__Challenge__. Count how many lines below contain the word "Foreign", then give that number alone.
======== Record excerpts ========
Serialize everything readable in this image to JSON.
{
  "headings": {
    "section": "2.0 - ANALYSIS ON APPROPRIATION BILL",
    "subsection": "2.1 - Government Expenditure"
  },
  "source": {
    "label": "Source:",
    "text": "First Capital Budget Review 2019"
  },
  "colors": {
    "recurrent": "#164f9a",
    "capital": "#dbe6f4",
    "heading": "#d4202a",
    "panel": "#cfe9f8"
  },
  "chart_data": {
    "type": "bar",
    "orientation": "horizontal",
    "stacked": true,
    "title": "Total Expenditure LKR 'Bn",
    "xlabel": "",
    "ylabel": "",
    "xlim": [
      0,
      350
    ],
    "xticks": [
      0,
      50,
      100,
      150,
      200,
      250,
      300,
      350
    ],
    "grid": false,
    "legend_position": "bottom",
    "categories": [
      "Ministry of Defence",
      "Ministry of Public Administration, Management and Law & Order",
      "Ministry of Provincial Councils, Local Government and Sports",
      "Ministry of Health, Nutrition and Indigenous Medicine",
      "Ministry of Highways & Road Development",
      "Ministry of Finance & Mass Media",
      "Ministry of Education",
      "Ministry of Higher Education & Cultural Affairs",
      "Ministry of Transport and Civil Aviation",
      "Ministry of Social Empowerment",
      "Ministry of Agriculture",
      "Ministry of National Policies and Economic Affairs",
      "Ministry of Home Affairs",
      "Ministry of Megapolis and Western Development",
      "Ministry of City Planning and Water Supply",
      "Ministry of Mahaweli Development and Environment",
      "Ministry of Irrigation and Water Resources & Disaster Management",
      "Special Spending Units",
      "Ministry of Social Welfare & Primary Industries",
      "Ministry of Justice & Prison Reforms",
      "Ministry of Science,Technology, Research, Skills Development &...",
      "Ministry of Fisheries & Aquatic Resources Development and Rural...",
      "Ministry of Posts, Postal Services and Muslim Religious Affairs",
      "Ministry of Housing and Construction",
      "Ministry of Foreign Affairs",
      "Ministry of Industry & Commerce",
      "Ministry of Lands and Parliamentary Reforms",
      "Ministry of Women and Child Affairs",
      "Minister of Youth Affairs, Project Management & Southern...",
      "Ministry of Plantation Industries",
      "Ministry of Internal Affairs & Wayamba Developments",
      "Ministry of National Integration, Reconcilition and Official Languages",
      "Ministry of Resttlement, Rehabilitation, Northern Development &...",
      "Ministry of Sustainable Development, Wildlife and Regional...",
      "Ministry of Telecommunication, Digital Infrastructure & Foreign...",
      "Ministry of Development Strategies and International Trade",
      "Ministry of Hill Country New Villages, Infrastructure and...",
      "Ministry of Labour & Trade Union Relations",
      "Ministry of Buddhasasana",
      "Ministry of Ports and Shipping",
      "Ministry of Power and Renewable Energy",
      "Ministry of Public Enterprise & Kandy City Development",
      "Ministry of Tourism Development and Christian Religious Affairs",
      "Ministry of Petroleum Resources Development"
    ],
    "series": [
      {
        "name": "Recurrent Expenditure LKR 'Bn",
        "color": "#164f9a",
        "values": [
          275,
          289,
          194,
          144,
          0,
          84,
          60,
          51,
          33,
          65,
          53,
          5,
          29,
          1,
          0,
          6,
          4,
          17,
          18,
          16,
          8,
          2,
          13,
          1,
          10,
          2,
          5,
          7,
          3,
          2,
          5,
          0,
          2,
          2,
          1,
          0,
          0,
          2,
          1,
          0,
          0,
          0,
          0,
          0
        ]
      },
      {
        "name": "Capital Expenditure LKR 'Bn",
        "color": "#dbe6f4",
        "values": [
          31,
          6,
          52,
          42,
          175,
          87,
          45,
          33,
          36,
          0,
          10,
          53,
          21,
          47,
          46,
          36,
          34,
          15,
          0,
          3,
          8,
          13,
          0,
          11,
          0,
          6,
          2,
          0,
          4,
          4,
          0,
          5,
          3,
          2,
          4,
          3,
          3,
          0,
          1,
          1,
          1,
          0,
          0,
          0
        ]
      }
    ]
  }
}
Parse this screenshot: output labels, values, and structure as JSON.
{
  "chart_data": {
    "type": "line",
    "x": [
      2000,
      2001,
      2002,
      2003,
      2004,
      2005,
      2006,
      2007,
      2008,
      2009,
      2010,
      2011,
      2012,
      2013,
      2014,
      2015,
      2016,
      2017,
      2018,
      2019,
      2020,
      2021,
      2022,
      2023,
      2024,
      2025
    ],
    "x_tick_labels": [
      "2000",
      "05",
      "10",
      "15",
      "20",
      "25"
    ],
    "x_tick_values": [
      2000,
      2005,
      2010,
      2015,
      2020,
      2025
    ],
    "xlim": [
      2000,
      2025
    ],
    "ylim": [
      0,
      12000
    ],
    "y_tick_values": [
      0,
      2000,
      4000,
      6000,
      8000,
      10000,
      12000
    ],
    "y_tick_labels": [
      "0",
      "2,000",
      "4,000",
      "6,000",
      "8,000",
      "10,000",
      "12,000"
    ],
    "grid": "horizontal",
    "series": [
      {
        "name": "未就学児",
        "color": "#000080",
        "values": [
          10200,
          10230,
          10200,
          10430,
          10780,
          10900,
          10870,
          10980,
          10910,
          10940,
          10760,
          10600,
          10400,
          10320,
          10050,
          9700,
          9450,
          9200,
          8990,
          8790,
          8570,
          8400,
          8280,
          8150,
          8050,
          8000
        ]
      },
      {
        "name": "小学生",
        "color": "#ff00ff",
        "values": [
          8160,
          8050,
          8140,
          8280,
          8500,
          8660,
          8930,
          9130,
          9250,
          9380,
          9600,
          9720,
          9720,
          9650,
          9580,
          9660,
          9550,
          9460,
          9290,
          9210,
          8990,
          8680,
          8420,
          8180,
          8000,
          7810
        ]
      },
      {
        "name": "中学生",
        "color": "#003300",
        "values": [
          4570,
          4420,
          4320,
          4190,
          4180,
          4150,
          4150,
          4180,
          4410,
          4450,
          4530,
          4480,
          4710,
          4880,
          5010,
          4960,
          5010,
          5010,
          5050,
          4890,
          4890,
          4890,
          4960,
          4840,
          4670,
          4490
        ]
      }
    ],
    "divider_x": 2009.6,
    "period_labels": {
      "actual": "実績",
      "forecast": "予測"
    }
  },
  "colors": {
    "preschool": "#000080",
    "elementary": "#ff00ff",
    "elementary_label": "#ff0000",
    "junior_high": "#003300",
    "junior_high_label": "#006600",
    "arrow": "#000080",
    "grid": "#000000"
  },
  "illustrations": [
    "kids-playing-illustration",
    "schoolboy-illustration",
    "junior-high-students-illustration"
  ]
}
========
__Complete response__. 2